* **INSTRUCTIONS TO FOLLOW**: Return, word for word, every line that follows.
══════════
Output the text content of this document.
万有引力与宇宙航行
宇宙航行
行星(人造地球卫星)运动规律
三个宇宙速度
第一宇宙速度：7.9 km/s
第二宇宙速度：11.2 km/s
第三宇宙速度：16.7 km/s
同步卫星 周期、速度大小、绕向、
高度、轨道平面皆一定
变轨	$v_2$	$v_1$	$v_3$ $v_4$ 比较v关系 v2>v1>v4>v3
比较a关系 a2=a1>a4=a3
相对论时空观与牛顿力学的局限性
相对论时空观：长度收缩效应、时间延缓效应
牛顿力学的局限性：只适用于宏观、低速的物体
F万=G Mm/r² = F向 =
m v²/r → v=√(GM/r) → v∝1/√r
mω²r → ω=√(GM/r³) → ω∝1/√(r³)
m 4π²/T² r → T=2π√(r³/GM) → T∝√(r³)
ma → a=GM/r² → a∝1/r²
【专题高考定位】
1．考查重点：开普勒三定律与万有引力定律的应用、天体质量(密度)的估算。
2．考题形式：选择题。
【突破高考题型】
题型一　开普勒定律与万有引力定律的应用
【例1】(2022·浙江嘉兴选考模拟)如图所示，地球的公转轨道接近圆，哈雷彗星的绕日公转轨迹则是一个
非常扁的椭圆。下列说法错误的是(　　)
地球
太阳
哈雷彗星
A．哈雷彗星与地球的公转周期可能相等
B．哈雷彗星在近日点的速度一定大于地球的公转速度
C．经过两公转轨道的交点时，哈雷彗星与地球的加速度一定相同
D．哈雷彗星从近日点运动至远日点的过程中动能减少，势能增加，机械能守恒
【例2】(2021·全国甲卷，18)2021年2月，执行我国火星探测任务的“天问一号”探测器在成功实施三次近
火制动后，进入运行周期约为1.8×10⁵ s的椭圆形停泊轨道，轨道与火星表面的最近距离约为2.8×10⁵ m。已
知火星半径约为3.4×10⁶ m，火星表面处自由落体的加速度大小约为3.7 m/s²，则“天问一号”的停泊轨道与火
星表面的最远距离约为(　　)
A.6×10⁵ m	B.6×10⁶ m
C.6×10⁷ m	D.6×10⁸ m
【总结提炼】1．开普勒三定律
══════════
* **FINISHED ANSWER**:
Output the text content of this document.
万有引力与宇宙航行
宇宙航行
行星(人造地球卫星)运动规律
三个宇宙速度
第一宇宙速度：7.9 km/s
第二宇宙速度：11.2 km/s
第三宇宙速度：16.7 km/s
同步卫星 周期、速度大小、绕向、
高度、轨道平面皆一定
变轨	$v_2$	$v_1$	$v_3$ $v_4$ 比较v关系 v2>v1>v4>v3
比较a关系 a2=a1>a4=a3
相对论时空观与牛顿力学的局限性
相对论时空观：长度收缩效应、时间延缓效应
牛顿力学的局限性：只适用于宏观、低速的物体
F万=G Mm/r² = F向 =
m v²/r → v=√(GM/r) → v∝1/√r
mω²r → ω=√(GM/r³) → ω∝1/√(r³)
m 4π²/T² r → T=2π√(r³/GM) → T∝√(r³)
ma → a=GM/r² → a∝1/r²
【专题高考定位】
1．考查重点：开普勒三定律与万有引力定律的应用、天体质量(密度)的估算。
2．考题形式：选择题。
【突破高考题型】
题型一　开普勒定律与万有引力定律的应用
【例1】(2022·浙江嘉兴选考模拟)如图所示，地球的公转轨道接近圆，哈雷彗星的绕日公转轨迹则是一个
非常扁的椭圆。下列说法错误的是(　　)
地球
太阳
哈雷彗星
A．哈雷彗星与地球的公转周期可能相等
B．哈雷彗星在近日点的速度一定大于地球的公转速度
C．经过两公转轨道的交点时，哈雷彗星与地球的加速度一定相同
D．哈雷彗星从近日点运动至远日点的过程中动能减少，势能增加，机械能守恒
【例2】(2021·全国甲卷，18)2021年2月，执行我国火星探测任务的“天问一号”探测器在成功实施三次近
火制动后，进入运行周期约为1.8×10⁵ s的椭圆形停泊轨道，轨道与火星表面的最近距离约为2.8×10⁵ m。已
知火星半径约为3.4×10⁶ m，火星表面处自由落体的加速度大小约为3.7 m/s²，则“天问一号”的停泊轨道与火
星表面的最远距离约为(　　)
A.6×10⁵ m	B.6×10⁶ m
C.6×10⁷ m	D.6×10⁸ m
【总结提炼】1．开普勒三定律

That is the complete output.